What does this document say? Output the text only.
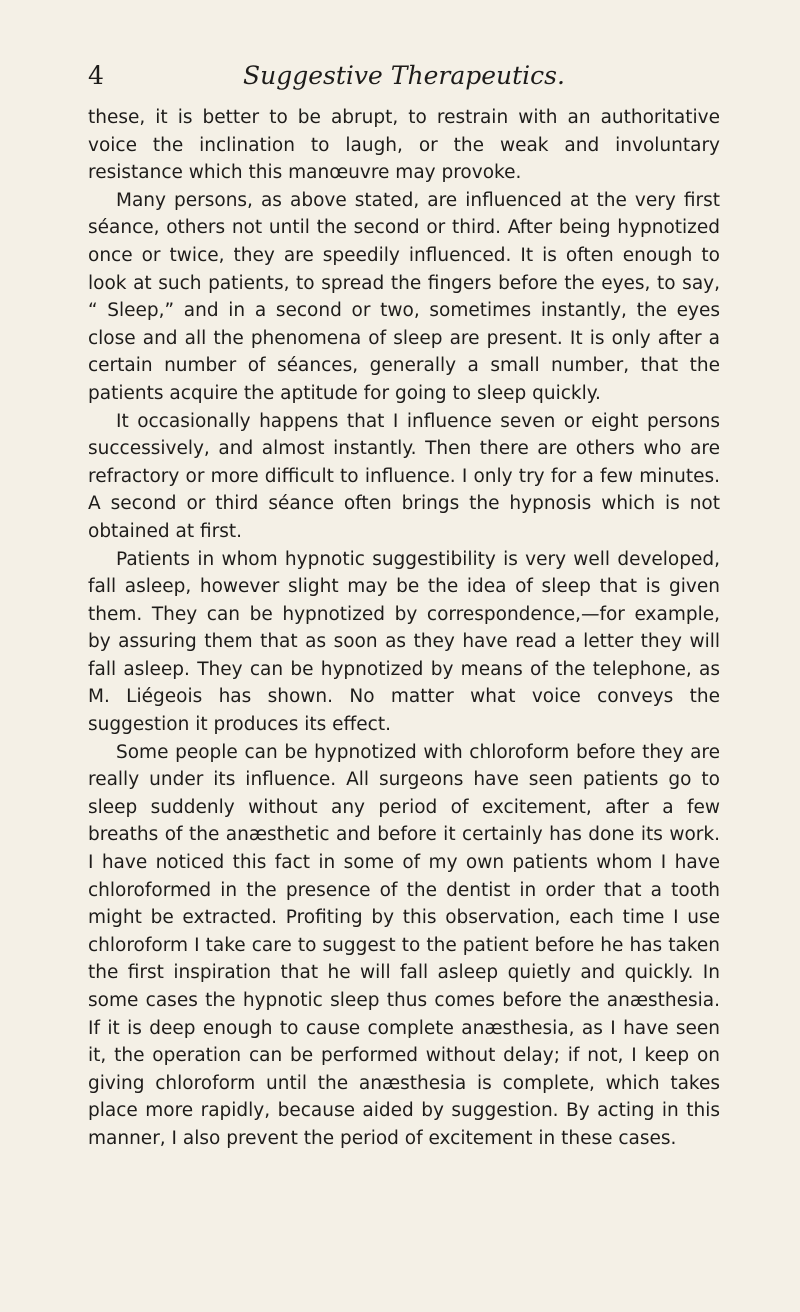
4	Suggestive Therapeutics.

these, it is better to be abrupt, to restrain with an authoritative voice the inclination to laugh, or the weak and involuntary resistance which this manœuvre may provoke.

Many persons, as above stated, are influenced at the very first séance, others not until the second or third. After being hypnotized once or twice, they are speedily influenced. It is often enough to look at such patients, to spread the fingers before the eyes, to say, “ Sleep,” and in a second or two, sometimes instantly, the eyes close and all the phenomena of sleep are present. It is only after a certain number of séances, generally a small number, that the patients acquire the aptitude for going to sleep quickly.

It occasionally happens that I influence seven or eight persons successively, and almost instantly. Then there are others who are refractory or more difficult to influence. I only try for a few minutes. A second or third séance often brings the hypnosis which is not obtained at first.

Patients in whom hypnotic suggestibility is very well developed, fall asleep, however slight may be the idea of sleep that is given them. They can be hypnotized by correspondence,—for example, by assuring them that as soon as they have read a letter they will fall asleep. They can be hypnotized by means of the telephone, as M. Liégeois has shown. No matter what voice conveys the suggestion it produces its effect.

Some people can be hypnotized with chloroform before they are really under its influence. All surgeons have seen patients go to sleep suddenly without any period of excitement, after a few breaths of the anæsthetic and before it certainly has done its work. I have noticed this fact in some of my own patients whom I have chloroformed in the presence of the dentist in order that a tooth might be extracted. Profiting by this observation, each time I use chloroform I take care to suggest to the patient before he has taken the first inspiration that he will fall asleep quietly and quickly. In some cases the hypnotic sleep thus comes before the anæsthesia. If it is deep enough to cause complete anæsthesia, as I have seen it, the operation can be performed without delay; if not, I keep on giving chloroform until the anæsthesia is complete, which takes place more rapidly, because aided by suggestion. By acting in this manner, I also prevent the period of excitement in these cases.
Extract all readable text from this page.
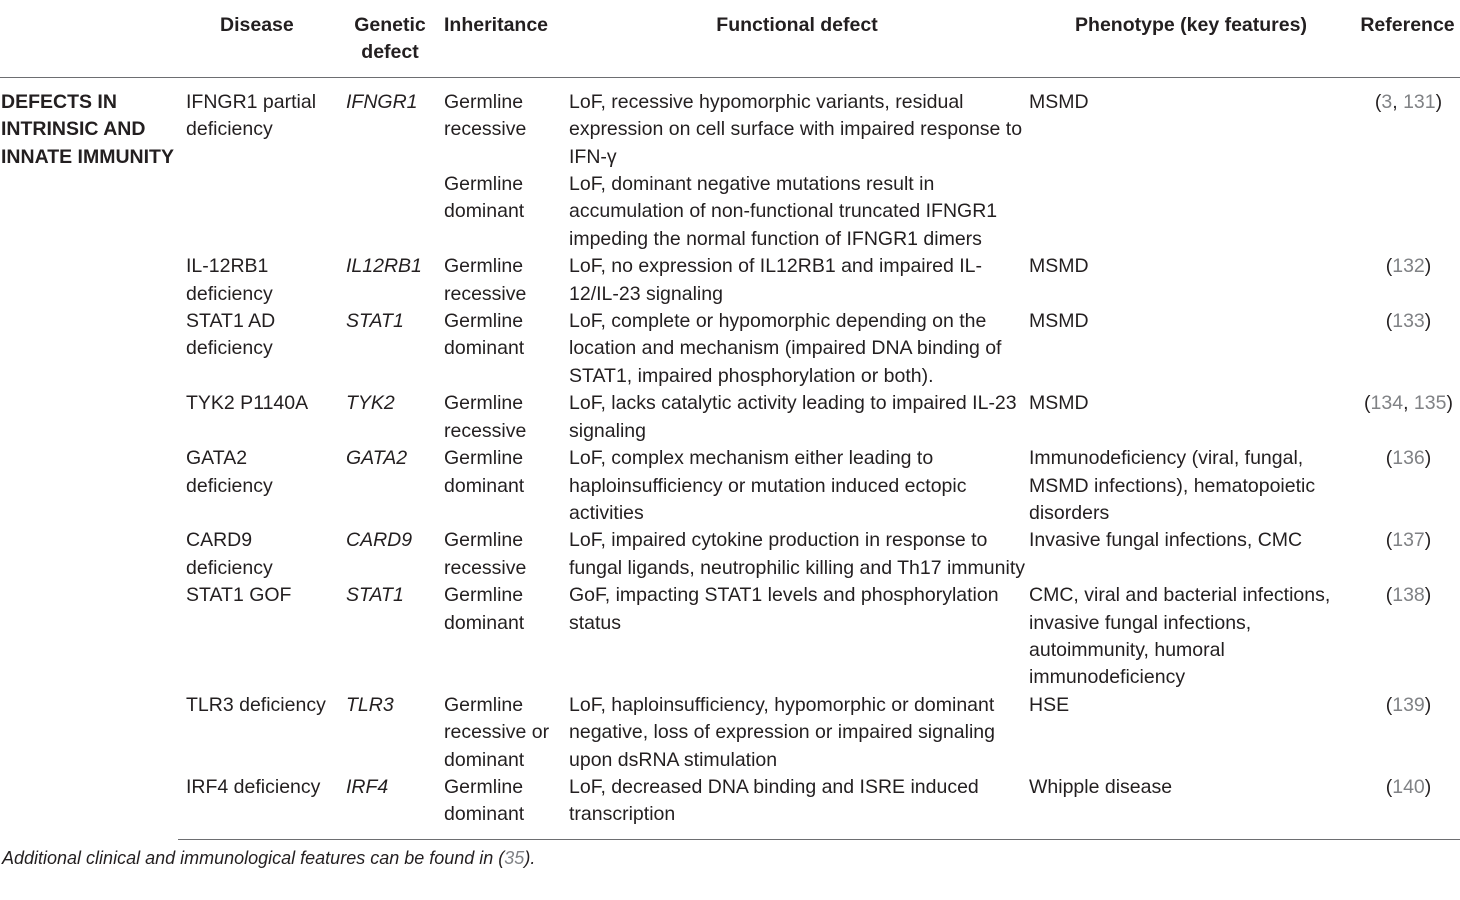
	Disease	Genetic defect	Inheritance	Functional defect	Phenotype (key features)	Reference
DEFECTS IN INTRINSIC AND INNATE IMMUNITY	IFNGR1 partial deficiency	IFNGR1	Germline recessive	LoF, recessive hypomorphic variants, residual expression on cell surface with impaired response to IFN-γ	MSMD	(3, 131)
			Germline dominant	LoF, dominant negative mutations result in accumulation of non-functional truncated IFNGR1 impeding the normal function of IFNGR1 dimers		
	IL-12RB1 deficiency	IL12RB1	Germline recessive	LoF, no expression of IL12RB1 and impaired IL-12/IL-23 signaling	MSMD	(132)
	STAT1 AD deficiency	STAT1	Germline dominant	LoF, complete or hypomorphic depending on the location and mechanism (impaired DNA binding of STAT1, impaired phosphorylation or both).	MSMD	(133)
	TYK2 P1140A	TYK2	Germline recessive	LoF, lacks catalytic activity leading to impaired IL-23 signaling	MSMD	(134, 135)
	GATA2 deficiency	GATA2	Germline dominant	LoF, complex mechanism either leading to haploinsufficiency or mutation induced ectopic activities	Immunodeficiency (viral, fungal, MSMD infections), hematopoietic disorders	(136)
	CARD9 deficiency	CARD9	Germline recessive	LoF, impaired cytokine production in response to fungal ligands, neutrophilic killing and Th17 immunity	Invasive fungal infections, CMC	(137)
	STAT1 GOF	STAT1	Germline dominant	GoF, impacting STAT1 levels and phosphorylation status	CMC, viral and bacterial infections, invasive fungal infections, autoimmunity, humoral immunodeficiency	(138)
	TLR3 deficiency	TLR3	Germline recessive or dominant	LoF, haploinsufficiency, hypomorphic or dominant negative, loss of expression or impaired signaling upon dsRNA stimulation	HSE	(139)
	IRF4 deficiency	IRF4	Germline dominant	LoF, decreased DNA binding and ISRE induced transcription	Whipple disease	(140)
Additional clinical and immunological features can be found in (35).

# [INSTRUCTIONS FOR THE TASK]
No picture is to be included when the lines from the one containing "Extract all readable text from this page." through the end of the material above are output exactly; nothing else is written.

# [THE COMPLETED TASK]
Extract all readable text from this page.
	Disease	Genetic defect	Inheritance	Functional defect	Phenotype (key features)	Reference
DEFECTS IN INTRINSIC AND INNATE IMMUNITY	IFNGR1 partial deficiency	IFNGR1	Germline recessive	LoF, recessive hypomorphic variants, residual expression on cell surface with impaired response to IFN-γ	MSMD	(3, 131)
			Germline dominant	LoF, dominant negative mutations result in accumulation of non-functional truncated IFNGR1 impeding the normal function of IFNGR1 dimers		
	IL-12RB1 deficiency	IL12RB1	Germline recessive	LoF, no expression of IL12RB1 and impaired IL-12/IL-23 signaling	MSMD	(132)
	STAT1 AD deficiency	STAT1	Germline dominant	LoF, complete or hypomorphic depending on the location and mechanism (impaired DNA binding of STAT1, impaired phosphorylation or both).	MSMD	(133)
	TYK2 P1140A	TYK2	Germline recessive	LoF, lacks catalytic activity leading to impaired IL-23 signaling	MSMD	(134, 135)
	GATA2 deficiency	GATA2	Germline dominant	LoF, complex mechanism either leading to haploinsufficiency or mutation induced ectopic activities	Immunodeficiency (viral, fungal, MSMD infections), hematopoietic disorders	(136)
	CARD9 deficiency	CARD9	Germline recessive	LoF, impaired cytokine production in response to fungal ligands, neutrophilic killing and Th17 immunity	Invasive fungal infections, CMC	(137)
	STAT1 GOF	STAT1	Germline dominant	GoF, impacting STAT1 levels and phosphorylation status	CMC, viral and bacterial infections, invasive fungal infections, autoimmunity, humoral immunodeficiency	(138)
	TLR3 deficiency	TLR3	Germline recessive or dominant	LoF, haploinsufficiency, hypomorphic or dominant negative, loss of expression or impaired signaling upon dsRNA stimulation	HSE	(139)
	IRF4 deficiency	IRF4	Germline dominant	LoF, decreased DNA binding and ISRE induced transcription	Whipple disease	(140)
Additional clinical and immunological features can be found in (35).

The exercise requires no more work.